=== Your task ===
Print each of the entries exactly, leaving nothing out.

(Chart and figure data)
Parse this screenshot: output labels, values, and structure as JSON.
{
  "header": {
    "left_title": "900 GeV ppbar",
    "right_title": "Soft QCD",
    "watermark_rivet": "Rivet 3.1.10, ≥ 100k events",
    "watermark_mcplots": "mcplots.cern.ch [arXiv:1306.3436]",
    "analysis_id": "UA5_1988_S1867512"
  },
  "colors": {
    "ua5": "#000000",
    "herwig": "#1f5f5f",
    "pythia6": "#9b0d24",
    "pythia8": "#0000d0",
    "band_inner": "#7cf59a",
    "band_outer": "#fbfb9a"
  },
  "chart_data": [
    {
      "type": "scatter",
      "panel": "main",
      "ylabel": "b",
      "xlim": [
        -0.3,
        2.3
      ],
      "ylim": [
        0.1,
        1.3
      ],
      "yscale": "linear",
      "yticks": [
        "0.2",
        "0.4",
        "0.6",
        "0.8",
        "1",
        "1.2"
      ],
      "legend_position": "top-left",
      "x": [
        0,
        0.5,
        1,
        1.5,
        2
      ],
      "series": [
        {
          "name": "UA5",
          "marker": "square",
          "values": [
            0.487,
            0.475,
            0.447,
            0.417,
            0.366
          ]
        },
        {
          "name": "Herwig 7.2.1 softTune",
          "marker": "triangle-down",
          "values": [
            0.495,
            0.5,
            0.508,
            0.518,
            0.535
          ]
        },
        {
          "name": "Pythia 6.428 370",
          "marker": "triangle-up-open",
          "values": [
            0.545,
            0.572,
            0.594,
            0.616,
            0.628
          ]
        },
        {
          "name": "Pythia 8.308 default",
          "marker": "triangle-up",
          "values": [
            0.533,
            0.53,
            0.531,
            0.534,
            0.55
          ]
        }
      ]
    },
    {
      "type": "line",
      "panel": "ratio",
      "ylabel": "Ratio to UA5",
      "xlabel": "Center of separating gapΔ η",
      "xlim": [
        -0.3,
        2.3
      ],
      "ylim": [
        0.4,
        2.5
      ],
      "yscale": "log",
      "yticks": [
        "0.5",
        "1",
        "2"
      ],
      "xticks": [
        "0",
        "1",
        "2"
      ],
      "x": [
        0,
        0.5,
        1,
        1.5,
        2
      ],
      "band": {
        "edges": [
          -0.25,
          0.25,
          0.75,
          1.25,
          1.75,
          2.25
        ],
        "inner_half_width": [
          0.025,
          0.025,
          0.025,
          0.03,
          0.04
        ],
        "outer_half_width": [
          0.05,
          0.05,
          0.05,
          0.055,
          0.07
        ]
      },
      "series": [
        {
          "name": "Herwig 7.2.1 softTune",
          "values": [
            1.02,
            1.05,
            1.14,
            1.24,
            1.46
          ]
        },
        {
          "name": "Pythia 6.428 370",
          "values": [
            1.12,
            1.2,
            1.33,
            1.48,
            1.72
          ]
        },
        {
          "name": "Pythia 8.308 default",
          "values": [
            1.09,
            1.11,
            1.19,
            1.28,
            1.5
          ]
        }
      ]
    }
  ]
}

=== Completed exercise ===
Parse this screenshot: output labels, values, and structure as JSON.
{
  "header": {
    "left_title": "900 GeV ppbar",
    "right_title": "Soft QCD",
    "watermark_rivet": "Rivet 3.1.10, ≥ 100k events",
    "watermark_mcplots": "mcplots.cern.ch [arXiv:1306.3436]",
    "analysis_id": "UA5_1988_S1867512"
  },
  "colors": {
    "ua5": "#000000",
    "herwig": "#1f5f5f",
    "pythia6": "#9b0d24",
    "pythia8": "#0000d0",
    "band_inner": "#7cf59a",
    "band_outer": "#fbfb9a"
  },
  "chart_data": [
    {
      "type": "scatter",
      "panel": "main",
      "ylabel": "b",
      "xlim": [
        -0.3,
        2.3
      ],
      "ylim": [
        0.1,
        1.3
      ],
      "yscale": "linear",
      "yticks": [
        "0.2",
        "0.4",
        "0.6",
        "0.8",
        "1",
        "1.2"
      ],
      "legend_position": "top-left",
      "x": [
        0,
        0.5,
        1,
        1.5,
        2
      ],
      "series": [
        {
          "name": "UA5",
          "marker": "square",
          "values": [
            0.487,
            0.475,
            0.447,
            0.417,
            0.366
          ]
        },
        {
          "name": "Herwig 7.2.1 softTune",
          "marker": "triangle-down",
          "values": [
            0.495,
            0.5,
            0.508,
            0.518,
            0.535
          ]
        },
        {
          "name": "Pythia 6.428 370",
          "marker": "triangle-up-open",
          "values": [
            0.545,
            0.572,
            0.594,
            0.616,
            0.628
          ]
        },
        {
          "name": "Pythia 8.308 default",
          "marker": "triangle-up",
          "values": [
            0.533,
            0.53,
            0.531,
            0.534,
            0.55
          ]
        }
      ]
    },
    {
      "type": "line",
      "panel": "ratio",
      "ylabel": "Ratio to UA5",
      "xlabel": "Center of separating gapΔ η",
      "xlim": [
        -0.3,
        2.3
      ],
      "ylim": [
        0.4,
        2.5
      ],
      "yscale": "log",
      "yticks": [
        "0.5",
        "1",
        "2"
      ],
      "xticks": [
        "0",
        "1",
        "2"
      ],
      "x": [
        0,
        0.5,
        1,
        1.5,
        2
      ],
      "band": {
        "edges": [
          -0.25,
          0.25,
          0.75,
          1.25,
          1.75,
          2.25
        ],
        "inner_half_width": [
          0.025,
          0.025,
          0.025,
          0.03,
          0.04
        ],
        "outer_half_width": [
          0.05,
          0.05,
          0.05,
          0.055,
          0.07
        ]
      },
      "series": [
        {
          "name": "Herwig 7.2.1 softTune",
          "values": [
            1.02,
            1.05,
            1.14,
            1.24,
            1.46
          ]
        },
        {
          "name": "Pythia 6.428 370",
          "values": [
            1.12,
            1.2,
            1.33,
            1.48,
            1.72
          ]
        },
        {
          "name": "Pythia 8.308 default",
          "values": [
            1.09,
            1.11,
            1.19,
            1.28,
            1.5
          ]
        }
      ]
    }
  ]
}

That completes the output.